What is expected:
Your task is to gather the lines below that hold the string "累计同比".

Dataset excerpts:
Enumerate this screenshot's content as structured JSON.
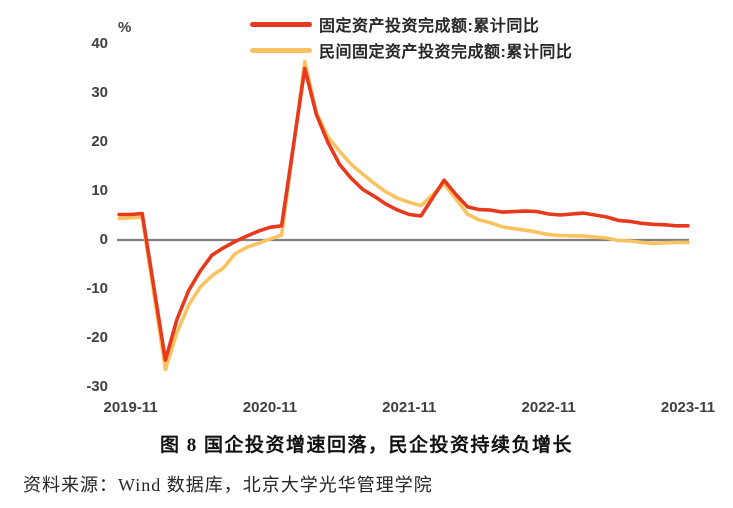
{
  "legend": {
    "series": [
      {
        "label": "固定资产投资完成额:累计同比",
        "color": "#e7391d"
      },
      {
        "label": "民间固定资产投资完成额:累计同比",
        "color": "#fac362"
      }
    ]
  },
  "axis": {
    "unit_label": "%",
    "y_ticks": [
      40,
      30,
      20,
      10,
      0,
      -10,
      -20,
      -30
    ],
    "x_ticks": [
      "2019-11",
      "2020-11",
      "2021-11",
      "2022-11",
      "2023-11"
    ],
    "zero_line_color": "#7f7f7f"
  },
  "caption": "图 8 国企投资增速回落，民企投资持续负增长",
  "source": "资料来源：Wind 数据库，北京大学光华管理学院",
  "chart_data": {
    "type": "line",
    "title": "图 8 国企投资增速回落，民企投资持续负增长",
    "ylabel": "%",
    "ylim": [
      -30,
      40
    ],
    "grid": false,
    "zero_line": true,
    "legend_position": "top",
    "x_tick_labels": [
      "2019-11",
      "2020-11",
      "2021-11",
      "2022-11",
      "2023-11"
    ],
    "x": [
      "2019-10",
      "2019-11",
      "2019-12",
      "2020-02",
      "2020-03",
      "2020-04",
      "2020-05",
      "2020-06",
      "2020-07",
      "2020-08",
      "2020-09",
      "2020-10",
      "2020-11",
      "2020-12",
      "2021-02",
      "2021-03",
      "2021-04",
      "2021-05",
      "2021-06",
      "2021-07",
      "2021-08",
      "2021-09",
      "2021-10",
      "2021-11",
      "2021-12",
      "2022-02",
      "2022-03",
      "2022-04",
      "2022-05",
      "2022-06",
      "2022-07",
      "2022-08",
      "2022-09",
      "2022-10",
      "2022-11",
      "2022-12",
      "2023-02",
      "2023-03",
      "2023-04",
      "2023-05",
      "2023-06",
      "2023-07",
      "2023-08",
      "2023-09",
      "2023-10",
      "2023-11"
    ],
    "series": [
      {
        "name": "固定资产投资完成额:累计同比",
        "color": "#e7391d",
        "values": [
          5.2,
          5.2,
          5.4,
          -24.5,
          -16.1,
          -10.3,
          -6.3,
          -3.1,
          -1.6,
          -0.3,
          0.8,
          1.8,
          2.6,
          2.9,
          35.0,
          25.6,
          19.9,
          15.4,
          12.6,
          10.3,
          8.9,
          7.3,
          6.1,
          5.2,
          4.9,
          12.2,
          9.3,
          6.8,
          6.2,
          6.1,
          5.7,
          5.8,
          5.9,
          5.8,
          5.3,
          5.1,
          5.5,
          5.1,
          4.7,
          4.0,
          3.8,
          3.4,
          3.2,
          3.1,
          2.9,
          2.9
        ]
      },
      {
        "name": "民间固定资产投资完成额:累计同比",
        "color": "#fac362",
        "values": [
          4.4,
          4.5,
          4.7,
          -26.4,
          -18.8,
          -13.3,
          -9.6,
          -7.3,
          -5.7,
          -2.8,
          -1.5,
          -0.7,
          0.2,
          1.0,
          36.4,
          26.0,
          21.0,
          18.1,
          15.4,
          13.4,
          11.5,
          9.8,
          8.5,
          7.7,
          7.0,
          11.4,
          8.4,
          5.3,
          4.1,
          3.5,
          2.7,
          2.3,
          2.0,
          1.6,
          1.1,
          0.9,
          0.8,
          0.6,
          0.4,
          -0.1,
          -0.2,
          -0.5,
          -0.7,
          -0.6,
          -0.5,
          -0.5
        ]
      }
    ]
  }
}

Reply to the task:
        "label": "固定资产投资完成额:累计同比",
        "label": "民间固定资产投资完成额:累计同比",
        "name": "固定资产投资完成额:累计同比",
        "name": "民间固定资产投资完成额:累计同比",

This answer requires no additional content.